◆ **Listed records**:
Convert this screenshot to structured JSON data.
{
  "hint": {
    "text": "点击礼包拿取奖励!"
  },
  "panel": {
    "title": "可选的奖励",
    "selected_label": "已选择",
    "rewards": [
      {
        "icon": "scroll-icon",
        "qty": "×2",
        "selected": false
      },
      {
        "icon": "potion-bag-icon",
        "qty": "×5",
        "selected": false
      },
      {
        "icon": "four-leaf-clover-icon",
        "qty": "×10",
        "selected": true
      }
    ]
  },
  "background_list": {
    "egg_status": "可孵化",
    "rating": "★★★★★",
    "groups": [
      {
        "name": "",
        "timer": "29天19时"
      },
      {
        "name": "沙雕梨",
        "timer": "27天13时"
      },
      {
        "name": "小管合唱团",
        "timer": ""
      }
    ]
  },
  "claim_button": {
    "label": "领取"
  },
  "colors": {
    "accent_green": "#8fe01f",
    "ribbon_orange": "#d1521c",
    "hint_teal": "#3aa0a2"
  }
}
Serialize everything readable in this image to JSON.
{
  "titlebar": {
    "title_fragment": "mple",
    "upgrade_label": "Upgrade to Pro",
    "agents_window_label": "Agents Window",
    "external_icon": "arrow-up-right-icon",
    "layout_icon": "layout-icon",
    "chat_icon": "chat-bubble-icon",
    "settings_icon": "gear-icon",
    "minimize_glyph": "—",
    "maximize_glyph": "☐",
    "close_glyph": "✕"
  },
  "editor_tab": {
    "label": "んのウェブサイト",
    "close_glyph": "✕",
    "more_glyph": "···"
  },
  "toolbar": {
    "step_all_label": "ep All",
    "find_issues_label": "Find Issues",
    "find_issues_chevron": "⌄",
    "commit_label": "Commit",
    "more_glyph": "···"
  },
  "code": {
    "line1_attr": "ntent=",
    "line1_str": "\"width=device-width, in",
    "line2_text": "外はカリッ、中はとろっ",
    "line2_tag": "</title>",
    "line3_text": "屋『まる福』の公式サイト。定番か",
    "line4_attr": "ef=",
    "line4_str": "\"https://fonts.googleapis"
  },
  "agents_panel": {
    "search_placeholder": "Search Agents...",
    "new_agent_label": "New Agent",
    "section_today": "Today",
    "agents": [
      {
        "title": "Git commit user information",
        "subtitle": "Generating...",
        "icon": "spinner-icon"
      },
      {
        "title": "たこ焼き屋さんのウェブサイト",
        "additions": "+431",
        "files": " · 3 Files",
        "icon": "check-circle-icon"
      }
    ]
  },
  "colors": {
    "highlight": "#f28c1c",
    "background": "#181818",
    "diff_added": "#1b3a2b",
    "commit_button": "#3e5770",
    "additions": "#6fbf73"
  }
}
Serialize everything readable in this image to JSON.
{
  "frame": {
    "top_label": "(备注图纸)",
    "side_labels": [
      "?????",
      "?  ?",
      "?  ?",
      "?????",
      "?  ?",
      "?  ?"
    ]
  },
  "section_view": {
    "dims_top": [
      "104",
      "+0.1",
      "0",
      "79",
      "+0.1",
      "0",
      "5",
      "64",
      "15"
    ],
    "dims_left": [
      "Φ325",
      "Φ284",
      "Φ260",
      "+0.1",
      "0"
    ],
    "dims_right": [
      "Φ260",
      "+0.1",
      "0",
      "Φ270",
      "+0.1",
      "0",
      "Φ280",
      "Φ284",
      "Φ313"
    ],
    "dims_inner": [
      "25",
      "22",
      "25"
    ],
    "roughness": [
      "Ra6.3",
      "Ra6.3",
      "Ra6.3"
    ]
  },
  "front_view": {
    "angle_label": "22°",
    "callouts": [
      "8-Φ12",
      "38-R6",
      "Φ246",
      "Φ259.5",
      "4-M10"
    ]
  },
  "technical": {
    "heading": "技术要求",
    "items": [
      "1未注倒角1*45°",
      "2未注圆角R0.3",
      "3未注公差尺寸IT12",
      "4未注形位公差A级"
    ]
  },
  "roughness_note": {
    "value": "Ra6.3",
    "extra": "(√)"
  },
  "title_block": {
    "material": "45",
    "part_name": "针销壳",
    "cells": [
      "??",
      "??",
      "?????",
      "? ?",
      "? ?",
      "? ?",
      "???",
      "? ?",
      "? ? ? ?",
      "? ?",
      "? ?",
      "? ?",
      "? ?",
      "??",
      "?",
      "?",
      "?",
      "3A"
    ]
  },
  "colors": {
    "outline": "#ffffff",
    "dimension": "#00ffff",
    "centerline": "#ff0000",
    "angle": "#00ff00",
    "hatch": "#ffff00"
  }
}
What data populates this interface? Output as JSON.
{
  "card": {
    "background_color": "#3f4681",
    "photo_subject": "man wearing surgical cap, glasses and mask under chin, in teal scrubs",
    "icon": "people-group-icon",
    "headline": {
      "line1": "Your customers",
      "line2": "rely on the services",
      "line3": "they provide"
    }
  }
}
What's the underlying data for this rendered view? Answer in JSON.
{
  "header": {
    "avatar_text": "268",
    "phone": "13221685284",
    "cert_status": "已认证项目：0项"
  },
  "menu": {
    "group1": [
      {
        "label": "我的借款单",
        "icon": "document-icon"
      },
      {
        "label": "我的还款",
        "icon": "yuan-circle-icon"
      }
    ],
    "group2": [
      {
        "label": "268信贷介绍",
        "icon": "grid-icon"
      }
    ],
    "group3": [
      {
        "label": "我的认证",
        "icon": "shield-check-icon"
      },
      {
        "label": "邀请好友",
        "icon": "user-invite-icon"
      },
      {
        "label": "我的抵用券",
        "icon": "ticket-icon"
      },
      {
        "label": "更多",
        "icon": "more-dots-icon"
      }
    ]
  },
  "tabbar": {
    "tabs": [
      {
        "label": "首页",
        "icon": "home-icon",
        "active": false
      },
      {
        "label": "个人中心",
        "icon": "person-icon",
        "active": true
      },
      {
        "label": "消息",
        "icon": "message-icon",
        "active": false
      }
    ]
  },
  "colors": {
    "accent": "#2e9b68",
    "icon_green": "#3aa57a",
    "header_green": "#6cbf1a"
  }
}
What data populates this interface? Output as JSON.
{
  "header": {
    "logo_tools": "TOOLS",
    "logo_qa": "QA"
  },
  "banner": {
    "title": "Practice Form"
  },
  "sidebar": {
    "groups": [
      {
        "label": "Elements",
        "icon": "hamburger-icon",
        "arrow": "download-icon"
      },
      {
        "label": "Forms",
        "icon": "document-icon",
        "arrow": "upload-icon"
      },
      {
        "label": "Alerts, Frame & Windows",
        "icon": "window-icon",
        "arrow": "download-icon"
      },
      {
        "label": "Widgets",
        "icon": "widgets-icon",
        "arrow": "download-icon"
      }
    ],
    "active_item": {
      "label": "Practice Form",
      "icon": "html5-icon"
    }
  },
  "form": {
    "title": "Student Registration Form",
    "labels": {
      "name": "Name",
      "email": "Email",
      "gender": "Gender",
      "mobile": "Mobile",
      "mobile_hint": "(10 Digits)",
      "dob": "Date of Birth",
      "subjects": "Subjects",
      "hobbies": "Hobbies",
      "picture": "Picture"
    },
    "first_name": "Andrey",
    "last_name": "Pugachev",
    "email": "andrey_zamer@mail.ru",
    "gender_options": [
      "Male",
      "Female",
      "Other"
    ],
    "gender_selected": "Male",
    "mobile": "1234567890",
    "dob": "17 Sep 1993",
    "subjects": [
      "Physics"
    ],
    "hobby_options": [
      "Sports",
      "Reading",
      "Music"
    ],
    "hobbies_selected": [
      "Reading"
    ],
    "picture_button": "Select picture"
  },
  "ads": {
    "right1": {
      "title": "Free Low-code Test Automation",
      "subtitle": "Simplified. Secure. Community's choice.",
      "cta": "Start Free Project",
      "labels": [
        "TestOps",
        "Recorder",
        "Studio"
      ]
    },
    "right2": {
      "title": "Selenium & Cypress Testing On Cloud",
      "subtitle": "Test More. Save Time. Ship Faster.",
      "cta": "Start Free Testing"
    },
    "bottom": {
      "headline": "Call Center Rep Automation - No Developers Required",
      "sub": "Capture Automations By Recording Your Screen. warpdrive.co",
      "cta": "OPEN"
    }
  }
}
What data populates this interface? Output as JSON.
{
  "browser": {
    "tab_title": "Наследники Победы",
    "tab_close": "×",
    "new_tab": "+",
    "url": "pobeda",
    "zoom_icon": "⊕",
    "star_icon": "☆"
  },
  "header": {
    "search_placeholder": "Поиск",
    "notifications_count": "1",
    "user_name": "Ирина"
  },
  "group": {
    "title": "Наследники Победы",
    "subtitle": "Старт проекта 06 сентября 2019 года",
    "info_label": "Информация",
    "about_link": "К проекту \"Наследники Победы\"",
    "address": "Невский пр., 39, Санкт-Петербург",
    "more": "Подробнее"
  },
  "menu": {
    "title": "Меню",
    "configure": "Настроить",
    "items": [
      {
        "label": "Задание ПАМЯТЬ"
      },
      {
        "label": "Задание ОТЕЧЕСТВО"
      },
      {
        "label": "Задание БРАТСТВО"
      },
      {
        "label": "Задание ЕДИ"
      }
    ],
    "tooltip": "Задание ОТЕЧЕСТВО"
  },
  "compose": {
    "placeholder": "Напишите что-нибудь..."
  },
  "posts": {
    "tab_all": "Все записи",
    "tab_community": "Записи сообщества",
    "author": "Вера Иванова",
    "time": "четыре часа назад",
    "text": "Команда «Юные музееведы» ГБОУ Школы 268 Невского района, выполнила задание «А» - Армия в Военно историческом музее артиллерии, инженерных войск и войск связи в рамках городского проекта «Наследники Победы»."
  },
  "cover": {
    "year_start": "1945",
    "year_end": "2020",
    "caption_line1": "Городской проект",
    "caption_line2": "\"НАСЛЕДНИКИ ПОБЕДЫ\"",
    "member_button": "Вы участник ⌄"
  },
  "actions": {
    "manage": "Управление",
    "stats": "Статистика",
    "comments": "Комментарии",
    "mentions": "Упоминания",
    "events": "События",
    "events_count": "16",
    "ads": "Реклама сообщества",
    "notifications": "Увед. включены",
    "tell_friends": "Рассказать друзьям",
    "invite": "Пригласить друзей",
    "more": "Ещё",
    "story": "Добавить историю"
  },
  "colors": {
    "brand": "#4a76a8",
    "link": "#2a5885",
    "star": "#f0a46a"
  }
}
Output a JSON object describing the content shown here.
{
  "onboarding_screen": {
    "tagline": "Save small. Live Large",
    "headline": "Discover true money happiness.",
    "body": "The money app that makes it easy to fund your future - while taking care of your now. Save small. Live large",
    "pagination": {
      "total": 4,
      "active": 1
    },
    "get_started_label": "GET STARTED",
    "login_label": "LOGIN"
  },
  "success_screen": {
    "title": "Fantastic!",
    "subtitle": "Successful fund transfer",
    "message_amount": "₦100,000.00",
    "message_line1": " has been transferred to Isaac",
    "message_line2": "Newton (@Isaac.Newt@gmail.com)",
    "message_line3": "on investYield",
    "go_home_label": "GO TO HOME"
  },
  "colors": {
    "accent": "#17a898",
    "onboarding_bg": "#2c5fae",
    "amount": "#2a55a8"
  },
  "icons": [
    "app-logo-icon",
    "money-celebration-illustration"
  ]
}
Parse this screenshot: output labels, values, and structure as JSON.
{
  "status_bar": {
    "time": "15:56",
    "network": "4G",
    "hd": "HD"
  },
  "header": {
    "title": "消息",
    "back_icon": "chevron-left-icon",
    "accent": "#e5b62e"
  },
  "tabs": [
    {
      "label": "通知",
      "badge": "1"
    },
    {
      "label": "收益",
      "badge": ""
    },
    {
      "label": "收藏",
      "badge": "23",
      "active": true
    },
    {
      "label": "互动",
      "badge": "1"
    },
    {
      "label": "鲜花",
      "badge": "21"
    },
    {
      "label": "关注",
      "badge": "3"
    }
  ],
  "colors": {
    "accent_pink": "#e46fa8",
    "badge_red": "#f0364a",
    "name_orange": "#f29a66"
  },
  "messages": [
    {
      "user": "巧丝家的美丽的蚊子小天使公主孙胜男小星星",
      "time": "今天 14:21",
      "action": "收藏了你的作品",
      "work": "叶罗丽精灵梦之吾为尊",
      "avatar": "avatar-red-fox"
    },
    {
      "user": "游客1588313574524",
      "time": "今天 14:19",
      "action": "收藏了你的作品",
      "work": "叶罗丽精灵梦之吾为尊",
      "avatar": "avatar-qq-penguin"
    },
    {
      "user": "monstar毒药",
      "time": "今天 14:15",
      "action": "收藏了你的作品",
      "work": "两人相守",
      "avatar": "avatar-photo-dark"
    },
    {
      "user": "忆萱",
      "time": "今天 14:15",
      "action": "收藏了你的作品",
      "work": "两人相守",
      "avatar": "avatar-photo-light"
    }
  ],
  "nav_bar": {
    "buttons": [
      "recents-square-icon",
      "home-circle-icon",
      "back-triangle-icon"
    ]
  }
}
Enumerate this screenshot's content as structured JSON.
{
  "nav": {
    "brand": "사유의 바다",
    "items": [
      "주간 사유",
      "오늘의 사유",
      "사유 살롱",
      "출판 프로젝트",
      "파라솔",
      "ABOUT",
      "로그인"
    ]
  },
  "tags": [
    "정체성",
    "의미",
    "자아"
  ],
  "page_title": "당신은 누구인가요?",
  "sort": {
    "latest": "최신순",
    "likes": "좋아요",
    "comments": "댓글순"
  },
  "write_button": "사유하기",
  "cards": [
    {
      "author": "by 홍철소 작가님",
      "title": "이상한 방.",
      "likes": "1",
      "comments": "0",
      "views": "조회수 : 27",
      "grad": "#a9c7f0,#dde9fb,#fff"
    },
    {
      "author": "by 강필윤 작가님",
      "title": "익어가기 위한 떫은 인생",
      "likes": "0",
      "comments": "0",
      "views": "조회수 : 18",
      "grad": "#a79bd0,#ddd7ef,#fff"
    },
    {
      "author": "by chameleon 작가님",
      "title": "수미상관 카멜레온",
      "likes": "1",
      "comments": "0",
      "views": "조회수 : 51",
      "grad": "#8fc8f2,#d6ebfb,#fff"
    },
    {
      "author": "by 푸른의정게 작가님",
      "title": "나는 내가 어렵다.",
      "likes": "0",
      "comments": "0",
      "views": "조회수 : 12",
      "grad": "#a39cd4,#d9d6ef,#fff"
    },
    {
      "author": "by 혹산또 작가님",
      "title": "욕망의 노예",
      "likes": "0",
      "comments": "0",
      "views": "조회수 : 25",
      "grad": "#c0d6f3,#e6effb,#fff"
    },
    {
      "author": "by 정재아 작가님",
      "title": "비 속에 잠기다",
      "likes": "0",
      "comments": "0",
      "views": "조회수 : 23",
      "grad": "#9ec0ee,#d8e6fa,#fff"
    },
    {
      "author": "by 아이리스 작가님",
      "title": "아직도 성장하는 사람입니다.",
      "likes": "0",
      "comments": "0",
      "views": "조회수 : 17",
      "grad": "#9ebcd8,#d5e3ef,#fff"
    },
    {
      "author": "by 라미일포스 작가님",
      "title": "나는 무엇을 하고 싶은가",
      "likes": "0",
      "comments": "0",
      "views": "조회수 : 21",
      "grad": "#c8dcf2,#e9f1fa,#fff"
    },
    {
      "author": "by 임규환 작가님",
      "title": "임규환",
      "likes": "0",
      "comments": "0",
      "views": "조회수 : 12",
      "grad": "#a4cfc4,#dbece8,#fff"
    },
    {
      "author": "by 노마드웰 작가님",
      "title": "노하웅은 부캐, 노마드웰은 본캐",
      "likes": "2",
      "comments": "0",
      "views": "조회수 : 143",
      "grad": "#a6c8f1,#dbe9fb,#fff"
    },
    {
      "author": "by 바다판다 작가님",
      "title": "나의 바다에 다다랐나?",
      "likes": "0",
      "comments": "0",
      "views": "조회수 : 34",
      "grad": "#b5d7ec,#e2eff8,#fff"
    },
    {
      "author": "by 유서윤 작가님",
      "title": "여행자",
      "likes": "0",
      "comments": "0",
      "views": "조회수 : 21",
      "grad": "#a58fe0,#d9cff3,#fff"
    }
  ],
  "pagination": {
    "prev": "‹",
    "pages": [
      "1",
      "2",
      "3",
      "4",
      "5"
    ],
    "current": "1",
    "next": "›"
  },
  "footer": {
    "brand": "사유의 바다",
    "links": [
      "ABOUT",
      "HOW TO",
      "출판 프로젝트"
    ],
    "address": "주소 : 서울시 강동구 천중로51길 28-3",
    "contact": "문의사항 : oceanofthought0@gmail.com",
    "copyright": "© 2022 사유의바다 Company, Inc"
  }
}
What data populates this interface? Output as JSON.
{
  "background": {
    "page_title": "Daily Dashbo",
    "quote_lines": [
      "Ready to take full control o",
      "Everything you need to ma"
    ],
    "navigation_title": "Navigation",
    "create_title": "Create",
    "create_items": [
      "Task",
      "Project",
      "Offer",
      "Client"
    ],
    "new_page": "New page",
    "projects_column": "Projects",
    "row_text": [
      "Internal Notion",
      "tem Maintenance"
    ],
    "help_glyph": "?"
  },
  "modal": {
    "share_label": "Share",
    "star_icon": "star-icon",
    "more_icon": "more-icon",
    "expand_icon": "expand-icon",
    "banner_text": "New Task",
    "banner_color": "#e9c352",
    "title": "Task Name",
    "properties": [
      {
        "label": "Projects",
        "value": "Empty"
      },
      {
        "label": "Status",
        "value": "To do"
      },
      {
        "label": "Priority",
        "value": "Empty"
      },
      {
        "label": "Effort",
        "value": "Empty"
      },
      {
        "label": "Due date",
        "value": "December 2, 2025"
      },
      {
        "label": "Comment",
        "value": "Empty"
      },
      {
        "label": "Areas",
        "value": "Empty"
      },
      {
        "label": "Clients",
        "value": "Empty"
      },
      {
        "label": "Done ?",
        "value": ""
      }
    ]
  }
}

◆ **What the task requires**: Determine the number of lines in the entries above where the string "invite" appears. Answer with the number alone.

◆ **Task output**: 2